- **Text provided**:
□ □ □ □ □

Disaster struck in the 27th over as an attempted single into the covers resulted in Kohli's return giving Dhoni time to break the wicket with non-striker O'Brien short of his ground and out four short of what would have been a deserved half-century for the combative wicket-keeper. Porterfield and O'Brien are hard runners between the wickets but this time there really wasn't a run there and you feared the wasted wicket would undo much of the earlier good work and invite India's spinners to take back the ascendancy. And so it proved as White was unable to take the opportunity offered by his recall to the team or make amends for his surprising struggle against spin in Ireland's opening match against Bangladesh. Slotted in again at No 5 - where he had batted against Bangladesh and the man he replaced today, Gary Wilson, had appeared against England - rather than dropping down to No 7 behind last Wednesday's heroes Kevin O'Brien and Cusack, in whatever order, White lasted only 10 balls before falling to Yuvraj for five.

□ □ □ □ □

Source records
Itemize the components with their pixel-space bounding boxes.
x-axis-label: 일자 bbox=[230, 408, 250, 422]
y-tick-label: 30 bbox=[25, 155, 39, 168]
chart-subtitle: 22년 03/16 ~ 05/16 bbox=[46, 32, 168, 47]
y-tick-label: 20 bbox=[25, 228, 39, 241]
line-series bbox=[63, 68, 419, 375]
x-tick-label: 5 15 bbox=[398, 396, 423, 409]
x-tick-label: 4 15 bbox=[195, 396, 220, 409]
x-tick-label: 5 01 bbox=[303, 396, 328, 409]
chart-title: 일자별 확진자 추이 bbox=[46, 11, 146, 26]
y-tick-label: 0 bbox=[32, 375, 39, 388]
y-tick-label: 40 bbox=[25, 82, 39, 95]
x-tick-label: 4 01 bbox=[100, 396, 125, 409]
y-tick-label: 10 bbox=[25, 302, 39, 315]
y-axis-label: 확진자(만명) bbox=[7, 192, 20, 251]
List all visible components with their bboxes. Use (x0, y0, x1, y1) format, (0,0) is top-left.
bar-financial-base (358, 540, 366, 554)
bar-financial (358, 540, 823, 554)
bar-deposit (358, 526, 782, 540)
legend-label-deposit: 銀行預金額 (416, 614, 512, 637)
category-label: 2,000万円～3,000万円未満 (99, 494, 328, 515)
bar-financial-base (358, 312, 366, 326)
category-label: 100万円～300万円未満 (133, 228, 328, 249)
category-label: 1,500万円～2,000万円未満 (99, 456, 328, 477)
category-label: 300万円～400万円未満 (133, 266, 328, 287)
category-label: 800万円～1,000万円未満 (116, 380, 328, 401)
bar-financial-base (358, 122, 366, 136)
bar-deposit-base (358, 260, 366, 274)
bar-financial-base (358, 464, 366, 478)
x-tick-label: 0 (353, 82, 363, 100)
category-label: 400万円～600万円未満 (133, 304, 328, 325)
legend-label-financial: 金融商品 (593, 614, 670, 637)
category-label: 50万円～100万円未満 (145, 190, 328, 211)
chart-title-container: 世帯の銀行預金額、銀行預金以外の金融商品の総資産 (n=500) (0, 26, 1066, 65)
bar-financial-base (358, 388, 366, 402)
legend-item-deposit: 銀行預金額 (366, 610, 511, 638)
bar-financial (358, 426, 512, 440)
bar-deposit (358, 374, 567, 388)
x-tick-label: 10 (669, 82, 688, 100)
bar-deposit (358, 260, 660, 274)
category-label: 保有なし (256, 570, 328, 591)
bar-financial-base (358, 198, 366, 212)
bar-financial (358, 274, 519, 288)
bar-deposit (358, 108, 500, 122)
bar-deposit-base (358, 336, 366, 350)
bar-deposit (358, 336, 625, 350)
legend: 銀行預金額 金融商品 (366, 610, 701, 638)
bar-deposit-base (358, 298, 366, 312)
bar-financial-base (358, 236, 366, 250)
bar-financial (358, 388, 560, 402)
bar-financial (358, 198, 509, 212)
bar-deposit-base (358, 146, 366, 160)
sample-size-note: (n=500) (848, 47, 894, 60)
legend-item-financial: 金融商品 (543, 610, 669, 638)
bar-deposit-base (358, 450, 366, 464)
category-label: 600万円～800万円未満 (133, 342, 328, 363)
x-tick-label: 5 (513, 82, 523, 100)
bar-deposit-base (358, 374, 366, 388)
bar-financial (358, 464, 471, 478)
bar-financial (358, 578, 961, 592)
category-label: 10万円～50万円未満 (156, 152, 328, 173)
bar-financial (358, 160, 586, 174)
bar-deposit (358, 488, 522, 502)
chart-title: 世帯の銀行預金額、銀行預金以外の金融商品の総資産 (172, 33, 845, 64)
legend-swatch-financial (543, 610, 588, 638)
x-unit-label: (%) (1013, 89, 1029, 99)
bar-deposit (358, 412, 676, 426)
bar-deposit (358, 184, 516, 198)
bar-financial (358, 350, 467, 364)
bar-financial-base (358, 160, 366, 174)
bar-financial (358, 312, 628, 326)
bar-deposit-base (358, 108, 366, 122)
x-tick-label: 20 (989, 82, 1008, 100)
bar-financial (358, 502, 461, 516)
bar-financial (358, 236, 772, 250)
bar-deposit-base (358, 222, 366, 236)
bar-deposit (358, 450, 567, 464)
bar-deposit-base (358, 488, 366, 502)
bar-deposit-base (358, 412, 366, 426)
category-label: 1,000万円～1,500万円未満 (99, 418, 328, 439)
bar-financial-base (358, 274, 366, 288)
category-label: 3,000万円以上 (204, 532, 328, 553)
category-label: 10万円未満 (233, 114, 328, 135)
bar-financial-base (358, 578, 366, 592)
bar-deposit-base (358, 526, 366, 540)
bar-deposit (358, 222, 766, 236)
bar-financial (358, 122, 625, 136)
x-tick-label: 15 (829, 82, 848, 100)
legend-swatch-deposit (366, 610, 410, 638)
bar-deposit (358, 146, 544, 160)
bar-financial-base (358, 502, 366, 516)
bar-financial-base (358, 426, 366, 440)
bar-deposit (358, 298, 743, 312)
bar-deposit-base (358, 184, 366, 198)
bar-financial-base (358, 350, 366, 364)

□ □ □ □ □

- **Work request 1**:
According to the cricket match report, how many balls did White face before he was dismissed, and who dismissed him?
- **Work request 2**:
Continue the cricket match report from its final sentence.

- **Task output 1**:
He lasted 10 balls before falling to Yuvraj for five.

- **Task output 2**:
His departure, snaffled by Dhoni off the outside edge, brought to the wicket one Kevin O'Brien with the crowd and watching world wondering whether he could somehow provide an encore to those extraordinary exploits against England. Just as the day was set up for Ireland to be brought back down to earth, likewise the smart money was on O'Brien going cheaply - such is the nature of life - but if he could come off, Ireland could certainly apply the rule of thumb of expecting to double their 30 over tally of 131 runs. But big Kev didn't last long as, after hitting what was to prove his sole boundary, he tapped the ball back to Yuvraj for an easy return catch and a tame dismissal with only nine runs to his name. Porterfield fell for a fine 75 off 104 balls to the first ball after drinks, slamming Yuvraj into the hands of his namesake Harbhajan Singh at cover and a review couldn't save Mooney from falling leg before for five with Cusack controversially following for a brisk 24 when the on-field umpire was over-ruled on an lbw adjudication even though the batsman was well down the pitch and out of HawkEye's reliable range. Dockrell went to a great catch by Dhoni off Zaheer but Johnston's useful 17 before being the last wicket to fall - with 13 balls left unused - got Ireland past the 200 mark.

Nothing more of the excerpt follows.